__SOURCE TEXT__:
————
Re: OT: IP of the originating machine from a gmail email

[Ajay Agrawal <ac_agrawal () yahoo com>]

Nikhil,

What I understand from the question of Saqib -he is
asking if someone has sent mail using gmail account
how can you see the IP address of workstation/pc from
where it was sent. Gmail do not provide any IP details
but it do provide messange ID which is unique and
google have record for that message id belongs to
which IP.
--- Nikhil Wagholikar <visitnikhil () gmail com> wrote:

> Hello Saqib,
>
> Definitely you can know who within this world has
> sent you email. For
> this you need to perform email header analysis.
> Since you asked
> specifically for GMAIL, the way to see header
> information in Gmail is
> to click on "Show original" in the mail opened from
> inbox. This is the
> same place where you get the option of Reply, Reply
> to All, Forward
> etc.
> This is mostly possible if the sender has preferred
> to send email via
> a MUA and not through typical web-base of Gmail.
>
> In the header, you can check for the string named
>
> "Received: from [WWW.XXX.YYY.ZZZ]
> (helo=AAA.BBB.CCC.DDD)"
>
> OR
>
> "Received: from [WWW.XXX.YYY.ZZZ]
> (helo=hostname.domain)"
>
> where WWW.XXX.YYY.ZZZ is the public IP Address of
> the user who has
> sent the mail. You could go to DNS.com and find out
> who has registered
> this public IP Address.
>
> Now the "helo" string varies since different Mail
> User Agents (MUA)
> implement it differently.
>
> Some prefer to just send their internal/private IP
> Address i.e.
————
__GIVEN INFORMATION__:
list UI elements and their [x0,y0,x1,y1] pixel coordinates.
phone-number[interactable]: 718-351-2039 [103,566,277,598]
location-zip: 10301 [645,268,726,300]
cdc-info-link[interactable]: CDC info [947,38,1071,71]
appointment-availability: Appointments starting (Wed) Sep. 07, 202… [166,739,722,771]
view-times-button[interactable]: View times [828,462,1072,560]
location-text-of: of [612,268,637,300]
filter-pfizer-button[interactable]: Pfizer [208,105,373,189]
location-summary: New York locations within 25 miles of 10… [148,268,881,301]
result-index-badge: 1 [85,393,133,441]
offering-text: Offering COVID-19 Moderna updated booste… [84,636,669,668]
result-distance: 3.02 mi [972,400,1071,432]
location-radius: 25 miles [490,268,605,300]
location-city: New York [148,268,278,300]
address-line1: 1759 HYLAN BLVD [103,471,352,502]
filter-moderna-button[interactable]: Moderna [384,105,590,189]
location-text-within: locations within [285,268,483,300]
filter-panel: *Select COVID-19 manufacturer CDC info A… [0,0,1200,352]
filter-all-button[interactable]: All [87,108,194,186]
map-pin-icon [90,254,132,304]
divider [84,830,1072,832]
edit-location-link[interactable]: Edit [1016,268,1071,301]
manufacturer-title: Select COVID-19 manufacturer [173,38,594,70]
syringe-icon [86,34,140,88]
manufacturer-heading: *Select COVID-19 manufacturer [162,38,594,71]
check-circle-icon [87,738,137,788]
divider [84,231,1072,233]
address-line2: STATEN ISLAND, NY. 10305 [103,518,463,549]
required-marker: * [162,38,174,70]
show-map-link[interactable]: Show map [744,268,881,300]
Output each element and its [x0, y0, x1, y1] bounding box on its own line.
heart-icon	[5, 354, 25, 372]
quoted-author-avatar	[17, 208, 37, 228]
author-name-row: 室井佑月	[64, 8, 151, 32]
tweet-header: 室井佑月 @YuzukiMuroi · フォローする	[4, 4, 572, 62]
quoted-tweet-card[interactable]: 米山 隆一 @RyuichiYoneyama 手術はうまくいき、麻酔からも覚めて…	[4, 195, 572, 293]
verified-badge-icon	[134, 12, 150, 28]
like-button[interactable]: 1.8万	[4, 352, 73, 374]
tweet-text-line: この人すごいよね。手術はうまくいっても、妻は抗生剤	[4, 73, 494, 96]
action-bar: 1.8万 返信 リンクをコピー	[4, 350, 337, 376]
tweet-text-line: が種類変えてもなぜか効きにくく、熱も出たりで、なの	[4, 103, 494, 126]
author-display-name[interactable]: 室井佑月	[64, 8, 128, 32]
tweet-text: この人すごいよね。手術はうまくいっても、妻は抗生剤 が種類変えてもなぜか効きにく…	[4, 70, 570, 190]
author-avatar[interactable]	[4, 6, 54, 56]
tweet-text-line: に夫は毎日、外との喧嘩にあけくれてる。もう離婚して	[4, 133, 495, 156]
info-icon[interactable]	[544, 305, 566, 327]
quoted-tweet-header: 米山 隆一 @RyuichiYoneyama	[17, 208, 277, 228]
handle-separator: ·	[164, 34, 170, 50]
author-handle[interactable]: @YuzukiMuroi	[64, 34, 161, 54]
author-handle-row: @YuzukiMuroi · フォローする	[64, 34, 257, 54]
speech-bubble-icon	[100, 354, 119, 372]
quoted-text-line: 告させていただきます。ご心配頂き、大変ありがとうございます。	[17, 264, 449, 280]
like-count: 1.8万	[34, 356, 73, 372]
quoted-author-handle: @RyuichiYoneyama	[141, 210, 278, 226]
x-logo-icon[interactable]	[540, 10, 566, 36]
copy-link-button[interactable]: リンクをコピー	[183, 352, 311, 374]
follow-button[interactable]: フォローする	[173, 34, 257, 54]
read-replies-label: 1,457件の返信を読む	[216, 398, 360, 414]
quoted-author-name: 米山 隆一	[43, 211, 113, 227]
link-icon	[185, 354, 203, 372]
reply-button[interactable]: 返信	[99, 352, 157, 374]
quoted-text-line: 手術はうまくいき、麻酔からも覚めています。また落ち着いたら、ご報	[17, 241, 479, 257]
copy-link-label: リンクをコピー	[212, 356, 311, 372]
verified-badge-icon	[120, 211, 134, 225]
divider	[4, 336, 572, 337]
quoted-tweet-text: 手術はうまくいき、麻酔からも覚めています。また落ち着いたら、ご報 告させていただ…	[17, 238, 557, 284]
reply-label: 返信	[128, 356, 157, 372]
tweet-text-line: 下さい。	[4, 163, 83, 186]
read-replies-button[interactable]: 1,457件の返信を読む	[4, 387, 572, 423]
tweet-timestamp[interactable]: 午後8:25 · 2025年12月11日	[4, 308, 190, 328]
————
__EXERCISE DESCRIPTION__:
Carry on the forum thread about tracing a Gmail sender's IP address, picking up right after its final words.

__WRITTEN RESPONSE__:
> pre-NAT Address (AAA.BBB.CCC.DDD) such as
> 192.168.0.75 and some prefer
> to send their hostname.domain information, whereas
> some others just
> prefer to send 127.0.0.1 as their identity for
> 'helo' string. This
> sometimes also depend on the mail server
> configurations.
>
> Like Mozilla Thunderbird in Microsoft Windows
> platform prefers to send
> the pre-NAT Address i.e. private IP Address and the
> same in Linux
> prefers to send the hostname.domain information.
>
> Besides "Received: from" you can also derive some
> juicy information
> about the sender like "User-Agent" which will tell
> you about the MUA
> used by the sender. It could be typically Microsoft
> Outlook 11 or 12
> or it could be Mozilla Thunderbird, K-Mail etc.
>
> ---
> NIKHIL WAGHOLIKAR
> Information Security Analyst
> NII Consulting
> Web: http://www.niiconsulting.com
> Security Products:
> http://www.niiconsulting.com/products.html
>
>
>
> On Dec 28, 2007 5:34 AM, Ali, Saqib
> <docbook.xml () gmail com> wrote:
> > Hello,
> >
> > I was wondering if there is a way to get the IP
> address of the machine
> > that was used to compose an email that was sent
> using gmail?
> > saqib
> > http://www.quantumcrypto.de/dante/


Thanks and best regards,

Ajay Agrawal 
+91 9886083116 

EnCE (EnCase Certified Computer Forensic Examiner) 
CISSP (Certified Information Systems Security Professional)
IBM Certified System Administrator Lotus Notes/Domino 6/6.5
MCP (Microsoft Certified Professional)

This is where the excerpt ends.